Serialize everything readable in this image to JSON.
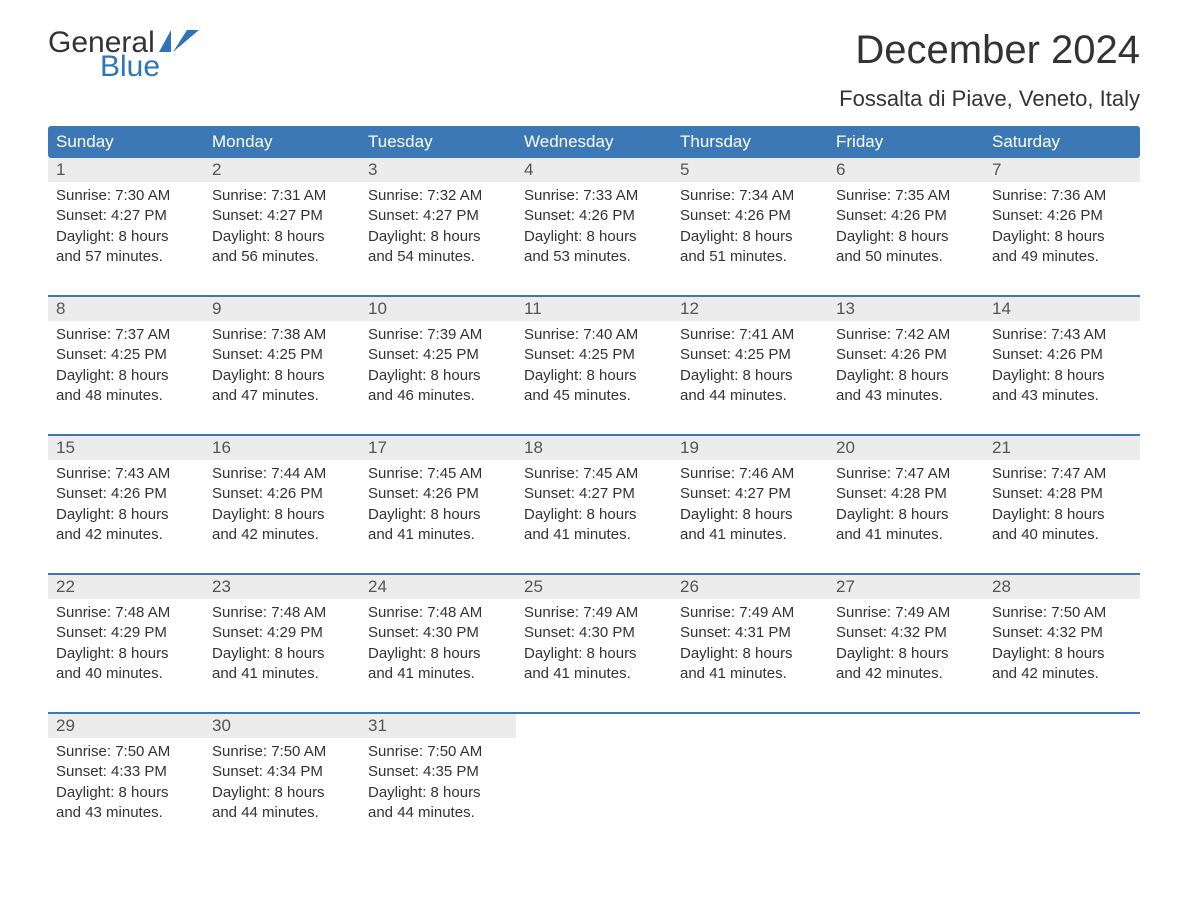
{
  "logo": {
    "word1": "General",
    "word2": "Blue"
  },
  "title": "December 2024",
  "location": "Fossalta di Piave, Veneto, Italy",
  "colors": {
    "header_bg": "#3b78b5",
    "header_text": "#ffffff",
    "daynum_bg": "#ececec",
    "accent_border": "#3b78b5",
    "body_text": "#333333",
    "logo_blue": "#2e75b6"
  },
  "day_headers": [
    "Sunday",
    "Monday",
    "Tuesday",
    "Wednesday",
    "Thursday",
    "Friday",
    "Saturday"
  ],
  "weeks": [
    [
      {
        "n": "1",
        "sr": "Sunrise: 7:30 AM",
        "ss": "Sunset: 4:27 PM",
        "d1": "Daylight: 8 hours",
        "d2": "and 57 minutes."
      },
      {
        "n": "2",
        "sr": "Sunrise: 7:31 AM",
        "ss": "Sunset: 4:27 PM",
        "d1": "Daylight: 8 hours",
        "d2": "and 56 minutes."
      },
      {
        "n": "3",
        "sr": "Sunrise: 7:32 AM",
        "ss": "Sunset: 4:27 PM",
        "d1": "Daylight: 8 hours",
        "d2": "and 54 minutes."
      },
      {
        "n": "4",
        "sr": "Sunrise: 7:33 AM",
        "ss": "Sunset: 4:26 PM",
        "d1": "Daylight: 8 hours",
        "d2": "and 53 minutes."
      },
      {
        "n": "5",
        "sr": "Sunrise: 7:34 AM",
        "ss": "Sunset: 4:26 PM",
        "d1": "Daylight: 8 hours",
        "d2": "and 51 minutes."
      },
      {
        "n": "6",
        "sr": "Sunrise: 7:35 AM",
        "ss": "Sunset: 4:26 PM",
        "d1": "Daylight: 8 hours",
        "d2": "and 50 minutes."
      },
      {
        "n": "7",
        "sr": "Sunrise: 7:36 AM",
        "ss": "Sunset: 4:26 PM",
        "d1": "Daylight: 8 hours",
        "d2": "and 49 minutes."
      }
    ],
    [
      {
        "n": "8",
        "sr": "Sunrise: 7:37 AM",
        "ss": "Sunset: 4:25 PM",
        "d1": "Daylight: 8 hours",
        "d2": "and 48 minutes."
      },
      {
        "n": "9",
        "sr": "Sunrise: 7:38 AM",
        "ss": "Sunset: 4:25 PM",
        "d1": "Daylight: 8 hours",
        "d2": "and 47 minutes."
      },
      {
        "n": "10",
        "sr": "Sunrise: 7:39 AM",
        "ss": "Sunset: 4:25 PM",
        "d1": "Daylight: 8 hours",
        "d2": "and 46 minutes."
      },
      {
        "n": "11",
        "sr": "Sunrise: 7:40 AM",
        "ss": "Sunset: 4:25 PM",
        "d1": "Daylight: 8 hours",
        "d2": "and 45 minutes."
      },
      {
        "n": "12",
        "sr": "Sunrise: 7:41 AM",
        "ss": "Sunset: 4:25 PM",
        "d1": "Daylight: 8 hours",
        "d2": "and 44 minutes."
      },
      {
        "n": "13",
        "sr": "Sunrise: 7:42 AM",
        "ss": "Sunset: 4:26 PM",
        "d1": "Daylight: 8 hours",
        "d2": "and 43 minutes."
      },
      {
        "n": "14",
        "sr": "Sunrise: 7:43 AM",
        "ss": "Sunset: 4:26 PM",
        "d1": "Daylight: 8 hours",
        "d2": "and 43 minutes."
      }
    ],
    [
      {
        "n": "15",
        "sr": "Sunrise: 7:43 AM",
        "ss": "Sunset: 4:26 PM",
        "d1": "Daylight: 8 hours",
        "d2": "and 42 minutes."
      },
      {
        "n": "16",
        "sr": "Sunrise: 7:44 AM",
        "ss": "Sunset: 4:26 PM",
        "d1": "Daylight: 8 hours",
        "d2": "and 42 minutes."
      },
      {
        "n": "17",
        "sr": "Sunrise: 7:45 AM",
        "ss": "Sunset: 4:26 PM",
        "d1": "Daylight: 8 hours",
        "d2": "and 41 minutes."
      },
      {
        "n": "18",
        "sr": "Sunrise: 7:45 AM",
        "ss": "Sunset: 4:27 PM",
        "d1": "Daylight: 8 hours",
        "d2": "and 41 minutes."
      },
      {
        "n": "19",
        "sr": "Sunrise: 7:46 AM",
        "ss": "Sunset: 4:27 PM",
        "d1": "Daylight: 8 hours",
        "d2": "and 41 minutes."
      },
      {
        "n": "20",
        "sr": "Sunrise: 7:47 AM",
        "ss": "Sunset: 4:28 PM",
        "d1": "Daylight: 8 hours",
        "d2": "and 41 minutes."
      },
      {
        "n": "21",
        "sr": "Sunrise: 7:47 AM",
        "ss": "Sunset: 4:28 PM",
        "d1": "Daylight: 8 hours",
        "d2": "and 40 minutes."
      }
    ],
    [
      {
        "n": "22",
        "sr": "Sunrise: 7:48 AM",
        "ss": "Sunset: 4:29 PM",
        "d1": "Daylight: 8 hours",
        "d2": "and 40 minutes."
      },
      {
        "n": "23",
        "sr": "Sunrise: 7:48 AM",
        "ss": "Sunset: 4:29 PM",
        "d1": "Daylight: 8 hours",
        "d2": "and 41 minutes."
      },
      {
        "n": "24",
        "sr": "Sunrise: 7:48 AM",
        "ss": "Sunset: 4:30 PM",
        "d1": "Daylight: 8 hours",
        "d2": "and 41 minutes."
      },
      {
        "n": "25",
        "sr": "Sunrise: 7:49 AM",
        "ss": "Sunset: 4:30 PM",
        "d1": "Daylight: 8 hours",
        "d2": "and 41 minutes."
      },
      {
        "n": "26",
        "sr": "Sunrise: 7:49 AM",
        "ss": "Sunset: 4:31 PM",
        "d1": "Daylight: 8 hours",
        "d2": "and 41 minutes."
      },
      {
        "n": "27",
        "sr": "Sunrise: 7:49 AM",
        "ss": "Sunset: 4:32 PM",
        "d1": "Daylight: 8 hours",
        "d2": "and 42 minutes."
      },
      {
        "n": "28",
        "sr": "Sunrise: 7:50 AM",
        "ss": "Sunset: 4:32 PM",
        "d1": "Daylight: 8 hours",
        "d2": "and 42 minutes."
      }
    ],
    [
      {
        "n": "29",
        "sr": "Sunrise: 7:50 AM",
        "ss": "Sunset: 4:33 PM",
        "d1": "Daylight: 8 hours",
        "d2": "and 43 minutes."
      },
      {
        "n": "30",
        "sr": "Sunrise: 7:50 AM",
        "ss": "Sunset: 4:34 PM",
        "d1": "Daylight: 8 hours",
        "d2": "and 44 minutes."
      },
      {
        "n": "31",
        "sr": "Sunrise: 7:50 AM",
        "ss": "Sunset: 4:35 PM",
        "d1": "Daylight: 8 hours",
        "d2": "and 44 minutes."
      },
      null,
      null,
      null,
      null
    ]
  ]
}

************

Stated goal: Reproduce all the records verbatim, excluding images.

Exercise response:
Serialize everything readable in this image to JSON.
{
  "logo": {
    "word1": "General",
    "word2": "Blue"
  },
  "title": "December 2024",
  "location": "Fossalta di Piave, Veneto, Italy",
  "colors": {
    "header_bg": "#3b78b5",
    "header_text": "#ffffff",
    "daynum_bg": "#ececec",
    "accent_border": "#3b78b5",
    "body_text": "#333333",
    "logo_blue": "#2e75b6"
  },
  "day_headers": [
    "Sunday",
    "Monday",
    "Tuesday",
    "Wednesday",
    "Thursday",
    "Friday",
    "Saturday"
  ],
  "weeks": [
    [
      {
        "n": "1",
        "sr": "Sunrise: 7:30 AM",
        "ss": "Sunset: 4:27 PM",
        "d1": "Daylight: 8 hours",
        "d2": "and 57 minutes."
      },
      {
        "n": "2",
        "sr": "Sunrise: 7:31 AM",
        "ss": "Sunset: 4:27 PM",
        "d1": "Daylight: 8 hours",
        "d2": "and 56 minutes."
      },
      {
        "n": "3",
        "sr": "Sunrise: 7:32 AM",
        "ss": "Sunset: 4:27 PM",
        "d1": "Daylight: 8 hours",
        "d2": "and 54 minutes."
      },
      {
        "n": "4",
        "sr": "Sunrise: 7:33 AM",
        "ss": "Sunset: 4:26 PM",
        "d1": "Daylight: 8 hours",
        "d2": "and 53 minutes."
      },
      {
        "n": "5",
        "sr": "Sunrise: 7:34 AM",
        "ss": "Sunset: 4:26 PM",
        "d1": "Daylight: 8 hours",
        "d2": "and 51 minutes."
      },
      {
        "n": "6",
        "sr": "Sunrise: 7:35 AM",
        "ss": "Sunset: 4:26 PM",
        "d1": "Daylight: 8 hours",
        "d2": "and 50 minutes."
      },
      {
        "n": "7",
        "sr": "Sunrise: 7:36 AM",
        "ss": "Sunset: 4:26 PM",
        "d1": "Daylight: 8 hours",
        "d2": "and 49 minutes."
      }
    ],
    [
      {
        "n": "8",
        "sr": "Sunrise: 7:37 AM",
        "ss": "Sunset: 4:25 PM",
        "d1": "Daylight: 8 hours",
        "d2": "and 48 minutes."
      },
      {
        "n": "9",
        "sr": "Sunrise: 7:38 AM",
        "ss": "Sunset: 4:25 PM",
        "d1": "Daylight: 8 hours",
        "d2": "and 47 minutes."
      },
      {
        "n": "10",
        "sr": "Sunrise: 7:39 AM",
        "ss": "Sunset: 4:25 PM",
        "d1": "Daylight: 8 hours",
        "d2": "and 46 minutes."
      },
      {
        "n": "11",
        "sr": "Sunrise: 7:40 AM",
        "ss": "Sunset: 4:25 PM",
        "d1": "Daylight: 8 hours",
        "d2": "and 45 minutes."
      },
      {
        "n": "12",
        "sr": "Sunrise: 7:41 AM",
        "ss": "Sunset: 4:25 PM",
        "d1": "Daylight: 8 hours",
        "d2": "and 44 minutes."
      },
      {
        "n": "13",
        "sr": "Sunrise: 7:42 AM",
        "ss": "Sunset: 4:26 PM",
        "d1": "Daylight: 8 hours",
        "d2": "and 43 minutes."
      },
      {
        "n": "14",
        "sr": "Sunrise: 7:43 AM",
        "ss": "Sunset: 4:26 PM",
        "d1": "Daylight: 8 hours",
        "d2": "and 43 minutes."
      }
    ],
    [
      {
        "n": "15",
        "sr": "Sunrise: 7:43 AM",
        "ss": "Sunset: 4:26 PM",
        "d1": "Daylight: 8 hours",
        "d2": "and 42 minutes."
      },
      {
        "n": "16",
        "sr": "Sunrise: 7:44 AM",
        "ss": "Sunset: 4:26 PM",
        "d1": "Daylight: 8 hours",
        "d2": "and 42 minutes."
      },
      {
        "n": "17",
        "sr": "Sunrise: 7:45 AM",
        "ss": "Sunset: 4:26 PM",
        "d1": "Daylight: 8 hours",
        "d2": "and 41 minutes."
      },
      {
        "n": "18",
        "sr": "Sunrise: 7:45 AM",
        "ss": "Sunset: 4:27 PM",
        "d1": "Daylight: 8 hours",
        "d2": "and 41 minutes."
      },
      {
        "n": "19",
        "sr": "Sunrise: 7:46 AM",
        "ss": "Sunset: 4:27 PM",
        "d1": "Daylight: 8 hours",
        "d2": "and 41 minutes."
      },
      {
        "n": "20",
        "sr": "Sunrise: 7:47 AM",
        "ss": "Sunset: 4:28 PM",
        "d1": "Daylight: 8 hours",
        "d2": "and 41 minutes."
      },
      {
        "n": "21",
        "sr": "Sunrise: 7:47 AM",
        "ss": "Sunset: 4:28 PM",
        "d1": "Daylight: 8 hours",
        "d2": "and 40 minutes."
      }
    ],
    [
      {
        "n": "22",
        "sr": "Sunrise: 7:48 AM",
        "ss": "Sunset: 4:29 PM",
        "d1": "Daylight: 8 hours",
        "d2": "and 40 minutes."
      },
      {
        "n": "23",
        "sr": "Sunrise: 7:48 AM",
        "ss": "Sunset: 4:29 PM",
        "d1": "Daylight: 8 hours",
        "d2": "and 41 minutes."
      },
      {
        "n": "24",
        "sr": "Sunrise: 7:48 AM",
        "ss": "Sunset: 4:30 PM",
        "d1": "Daylight: 8 hours",
        "d2": "and 41 minutes."
      },
      {
        "n": "25",
        "sr": "Sunrise: 7:49 AM",
        "ss": "Sunset: 4:30 PM",
        "d1": "Daylight: 8 hours",
        "d2": "and 41 minutes."
      },
      {
        "n": "26",
        "sr": "Sunrise: 7:49 AM",
        "ss": "Sunset: 4:31 PM",
        "d1": "Daylight: 8 hours",
        "d2": "and 41 minutes."
      },
      {
        "n": "27",
        "sr": "Sunrise: 7:49 AM",
        "ss": "Sunset: 4:32 PM",
        "d1": "Daylight: 8 hours",
        "d2": "and 42 minutes."
      },
      {
        "n": "28",
        "sr": "Sunrise: 7:50 AM",
        "ss": "Sunset: 4:32 PM",
        "d1": "Daylight: 8 hours",
        "d2": "and 42 minutes."
      }
    ],
    [
      {
        "n": "29",
        "sr": "Sunrise: 7:50 AM",
        "ss": "Sunset: 4:33 PM",
        "d1": "Daylight: 8 hours",
        "d2": "and 43 minutes."
      },
      {
        "n": "30",
        "sr": "Sunrise: 7:50 AM",
        "ss": "Sunset: 4:34 PM",
        "d1": "Daylight: 8 hours",
        "d2": "and 44 minutes."
      },
      {
        "n": "31",
        "sr": "Sunrise: 7:50 AM",
        "ss": "Sunset: 4:35 PM",
        "d1": "Daylight: 8 hours",
        "d2": "and 44 minutes."
      },
      null,
      null,
      null,
      null
    ]
  ]
}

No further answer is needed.